Layout region records
[start]
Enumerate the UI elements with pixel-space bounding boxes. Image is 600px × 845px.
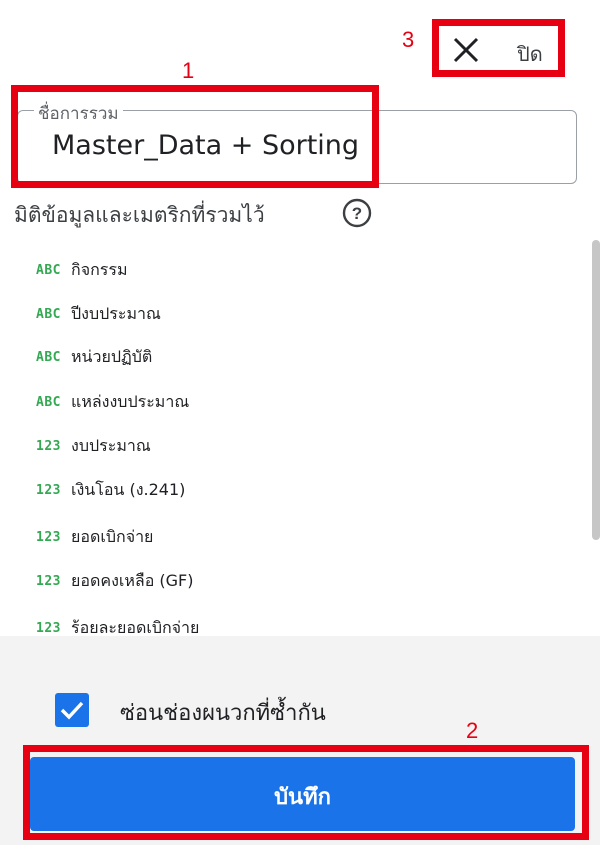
- close-label: ปิด: [517, 42, 543, 66]
- field-label: ยอดเบิกจ่าย: [71, 526, 154, 546]
- annotation-box-1: [11, 85, 379, 188]
- hide-duplicates-checkbox[interactable]: [55, 693, 89, 727]
- close-button[interactable]: ปิด: [432, 19, 565, 77]
- field-label: แหล่งงบประมาณ: [71, 391, 190, 411]
- number-type-icon: 123: [36, 438, 61, 454]
- list-scrollbar[interactable]: [592, 240, 600, 540]
- number-type-icon: 123: [36, 529, 61, 545]
- field-label: ยอดคงเหลือ (GF): [71, 570, 194, 590]
- annotation-label-2: 2: [466, 718, 479, 743]
- section-title: มิติข้อมูลและเมตริกที่รวมไว้: [14, 203, 265, 227]
- close-icon: [453, 37, 479, 63]
- annotation-box-2: [23, 745, 589, 840]
- field-label: กิจกรรม: [71, 259, 128, 279]
- field-label: หน่วยปฏิบัติ: [71, 346, 153, 366]
- number-type-icon: 123: [36, 620, 61, 636]
- text-type-icon: ABC: [36, 306, 61, 322]
- annotation-label-1: 1: [182, 58, 195, 83]
- hide-duplicates-label: ซ่อนช่องผนวกที่ซ้ำกัน: [120, 701, 326, 726]
- fields-list: ABC กิจกรรม ABC ปีงบประมาณ ABC หน่วยปฏิบ…: [0, 248, 592, 637]
- field-label: ปีงบประมาณ: [71, 303, 161, 323]
- number-type-icon: 123: [36, 482, 61, 498]
- number-type-icon: 123: [36, 573, 61, 589]
- field-label: เงินโอน (ง.241): [71, 479, 186, 499]
- help-icon[interactable]: ?: [341, 197, 373, 229]
- annotation-label-3: 3: [402, 27, 415, 52]
- svg-text:?: ?: [352, 204, 362, 223]
- check-icon: [60, 701, 84, 720]
- field-label: งบประมาณ: [71, 435, 151, 455]
- text-type-icon: ABC: [36, 349, 61, 365]
- field-label: ร้อยละยอดเบิกจ่าย: [71, 617, 200, 637]
- text-type-icon: ABC: [36, 262, 61, 278]
- text-type-icon: ABC: [36, 394, 61, 410]
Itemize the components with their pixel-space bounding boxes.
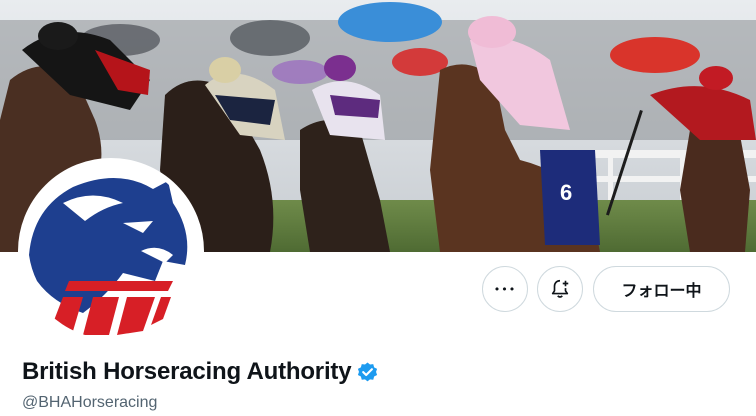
- profile-avatar[interactable]: [18, 158, 204, 344]
- verified-badge-icon[interactable]: [356, 361, 379, 384]
- following-button[interactable]: フォロー中: [593, 266, 730, 312]
- display-name: British Horseracing Authority: [22, 358, 352, 385]
- bell-plus-icon: [551, 279, 569, 298]
- profile-name-row: British Horseracing Authority: [22, 358, 379, 386]
- svg-text:6: 6: [560, 180, 572, 205]
- notifications-button[interactable]: [537, 266, 583, 312]
- more-options-button[interactable]: •••: [482, 266, 528, 312]
- more-icon: •••: [493, 282, 517, 296]
- bha-logo-icon: [23, 163, 199, 339]
- profile-handle: @BHAHorseracing: [22, 394, 158, 411]
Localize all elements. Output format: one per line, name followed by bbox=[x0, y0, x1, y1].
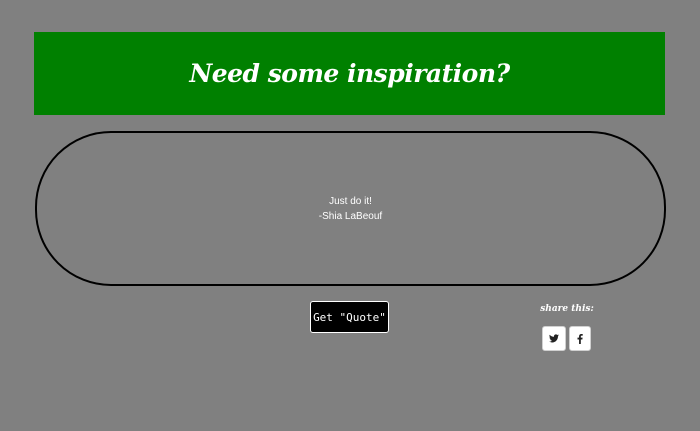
twitter-share-button[interactable] bbox=[542, 326, 566, 351]
quote-author: -Shia LaBeouf bbox=[318, 210, 383, 222]
page-title: Need some inspiration? bbox=[189, 59, 510, 88]
quote-box: Just do it! -Shia LaBeouf bbox=[35, 131, 666, 286]
share-label: share this: bbox=[540, 304, 594, 314]
quote-text: Just do it! bbox=[329, 195, 372, 207]
facebook-share-button[interactable] bbox=[569, 326, 591, 351]
get-quote-button[interactable]: Get "Quote" bbox=[310, 301, 389, 333]
twitter-icon bbox=[549, 334, 559, 343]
header-banner: Need some inspiration? bbox=[34, 32, 665, 115]
facebook-icon bbox=[577, 333, 583, 344]
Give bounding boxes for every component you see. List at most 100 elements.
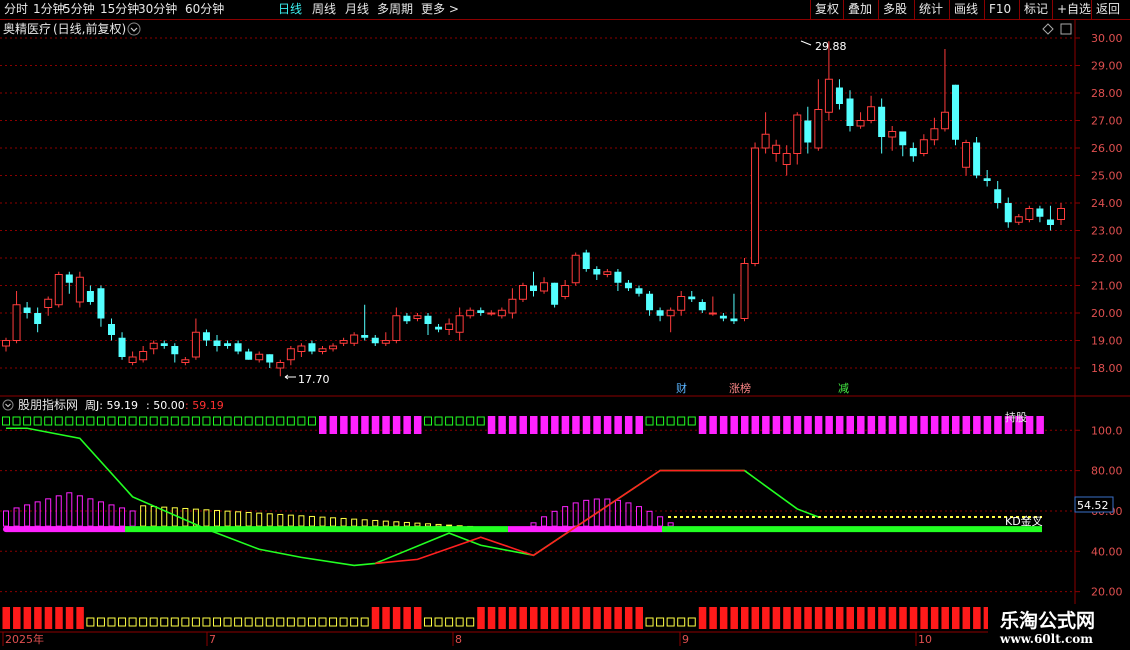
- bottom-bar-on: [593, 607, 601, 629]
- hist-bar: [583, 499, 590, 527]
- bottom-square-off: [687, 617, 696, 627]
- bottom-bar-on: [772, 607, 781, 629]
- candle-body-up: [751, 147, 760, 264]
- chart-area: 30.00 29.00 28.00 27.00 26.00 25.00 24.00 23.00…: [0, 20, 1130, 646]
- candle-body-up: [54, 274, 63, 306]
- signal-square-off: [286, 416, 295, 426]
- bottom-bar-on: [899, 607, 907, 629]
- bottom-square-off: [223, 617, 232, 627]
- bottom-bar-on: [751, 607, 760, 629]
- candle-body-down: [424, 315, 432, 324]
- bottom-bar-on: [413, 607, 422, 629]
- signal-bar-on: [973, 416, 981, 434]
- candle-body-down: [973, 142, 981, 176]
- candle-body-up: [276, 362, 285, 369]
- candle-body-down: [899, 131, 907, 146]
- hist-bar: [604, 498, 611, 527]
- price-tick-label: 27.00: [1091, 115, 1123, 128]
- hist-bar: [625, 502, 632, 527]
- bottom-bar-on: [698, 607, 707, 629]
- signal-bar-on: [561, 416, 570, 434]
- window-icon[interactable]: [1060, 23, 1072, 35]
- candle-body-up: [677, 296, 686, 311]
- candle-body-down: [224, 343, 232, 346]
- title-menu-icon[interactable]: [127, 22, 141, 36]
- candle-body-down: [551, 282, 559, 305]
- price-tick-label: 29.00: [1091, 60, 1123, 73]
- signal-square-off: [65, 416, 74, 426]
- event-tags[interactable]: 财 涨榜 减: [676, 381, 849, 395]
- candle-body-up: [940, 111, 949, 130]
- candle-body-down: [65, 274, 73, 283]
- bottom-square-off: [466, 617, 475, 627]
- bottom-square-off: [656, 617, 665, 627]
- event-tag-report[interactable]: 财: [676, 381, 687, 395]
- signal-bar-on: [867, 416, 876, 434]
- stock-name: 奥精医疗: [3, 22, 51, 36]
- signal-bar-on: [804, 416, 812, 434]
- signal-square-off: [677, 416, 686, 426]
- candle-body-up: [740, 263, 749, 319]
- candle-body-down: [23, 307, 31, 313]
- bottom-bar-on: [973, 607, 981, 629]
- candle-body-down: [213, 340, 221, 346]
- bottom-bar-on: [941, 607, 949, 629]
- candle-body-down: [994, 189, 1002, 203]
- indicator-menu-icon[interactable]: [2, 399, 14, 411]
- signal-bar-on: [593, 416, 601, 434]
- signal-bar-on: [508, 416, 517, 434]
- bottom-square-off: [445, 617, 454, 627]
- indicator-header[interactable]: 股朋指标网 周J: 59.19 : 50.00 : 59.19: [2, 397, 224, 412]
- candle-body-down: [435, 326, 443, 330]
- hist-bar: [308, 515, 315, 527]
- candle-body-down: [108, 324, 115, 335]
- diamond-icon[interactable]: [1042, 23, 1054, 35]
- signal-bar-on: [614, 416, 622, 434]
- candle-body-down: [371, 337, 379, 344]
- candle-body-down: [118, 337, 126, 357]
- signal-bar-on: [382, 416, 390, 434]
- candle-body-up: [12, 304, 21, 341]
- bottom-bar-on: [783, 607, 791, 629]
- signal-bar-on: [635, 416, 643, 434]
- candle-body-up: [350, 334, 359, 344]
- signal-bar-on: [519, 416, 527, 434]
- bottom-square-off: [666, 617, 675, 627]
- event-tag-reduce[interactable]: 减: [838, 382, 849, 395]
- bottom-square-off: [455, 617, 464, 627]
- hist-bar: [224, 510, 231, 527]
- signal-square-off: [44, 416, 53, 426]
- candle-body-down: [234, 343, 242, 352]
- position-label: 持股: [1005, 410, 1027, 424]
- bottom-bar-on: [835, 607, 844, 629]
- signal-bar-on: [530, 416, 538, 434]
- signal-bar-on: [878, 416, 886, 434]
- signal-bar-on: [751, 416, 760, 434]
- bottom-bar-on: [403, 607, 411, 629]
- event-tag-limit-up[interactable]: 涨榜: [729, 381, 751, 395]
- candle-body-down: [160, 343, 168, 346]
- j-line: [375, 469, 745, 565]
- signal-square-off: [213, 416, 221, 426]
- hist-bar: [214, 509, 220, 527]
- candle-body-down: [266, 354, 274, 363]
- hist-bar: [66, 492, 73, 527]
- bottom-bar-on: [814, 607, 823, 629]
- signal-square-off: [160, 416, 169, 426]
- candle-body-up: [919, 139, 928, 154]
- signal-bar-on: [899, 416, 907, 434]
- bottom-bar-on: [909, 607, 918, 629]
- bottom-bar-on: [582, 607, 591, 629]
- low-label: 17.70: [298, 373, 330, 386]
- bottom-bar-on: [572, 607, 580, 629]
- bottom-square-off: [645, 617, 654, 627]
- signal-square-off: [54, 416, 63, 426]
- signal-bar-on: [361, 416, 369, 434]
- stock-title[interactable]: 奥精医疗 (日线,前复权): [3, 21, 141, 36]
- indicator-param-3: : 59.19: [185, 399, 224, 412]
- signal-square-off: [139, 416, 148, 426]
- indicator-layer: 100.080.0060.0040.0020.00: [0, 416, 1123, 629]
- signal-bar-on: [340, 416, 348, 434]
- signal-bar-on: [730, 416, 738, 434]
- signal-bar-on: [909, 416, 918, 434]
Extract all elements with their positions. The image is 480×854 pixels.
[end]
## [DO THIS]
Format the lines of the records from the line containing "- bottom-bar-on: [593, 607, 601, 629]" through the line containing "- candle-body-down: [224, 343, 232, 346]", inclusive, as a Markdown table with the columns "Row" and "Entry", numbering each line and omitting any blank lines.

## [FULL OUTPUT]
| Row | Entry |
|---|---|
| 1 | - bottom-bar-on: [593, 607, 601, 629] |
| 2 | - hist-bar: [583, 499, 590, 527] |
| 3 | - bottom-square-off: [687, 617, 696, 627] |
| 4 | - bottom-bar-on: [772, 607, 781, 629] |
| 5 | - candle-body-up: [751, 147, 760, 264] |
| 6 | - chart-area: 30.00 29.00 28.00 27.00 26.00 25.00 24.00 23.00…: [0, 20, 1130, 646] |
| 7 | - candle-body-up: [54, 274, 63, 306] |
| 8 | - signal-square-off: [286, 416, 295, 426] |
| 9 | - bottom-bar-on: [899, 607, 907, 629] |
| 10 | - bottom-square-off: [223, 617, 232, 627] |
| 11 | - bottom-bar-on: [751, 607, 760, 629] |
| 12 | - candle-body-down: [424, 315, 432, 324] |
| 13 | - bottom-bar-on: [413, 607, 422, 629] |
| 14 | - signal-bar-on: [973, 416, 981, 434] |
| 15 | - candle-body-down: [973, 142, 981, 176] |
| 16 | - candle-body-up: [276, 362, 285, 369] |
| 17 | - candle-body-down: [899, 131, 907, 146] |
| 18 | - hist-bar: [604, 498, 611, 527] |
| 19 | - price-tick-label: 27.00: [1091, 115, 1123, 128] |
| 20 | - hist-bar: [625, 502, 632, 527] |
| 21 | - bottom-bar-on: [698, 607, 707, 629] |
| 22 | - signal-bar-on: [561, 416, 570, 434] |
| 23 | - window-icon[interactable]: [1060, 23, 1072, 35] |
| 24 | - candle-body-up: [677, 296, 686, 311] |
| 25 | - candle-body-down: [224, 343, 232, 346] |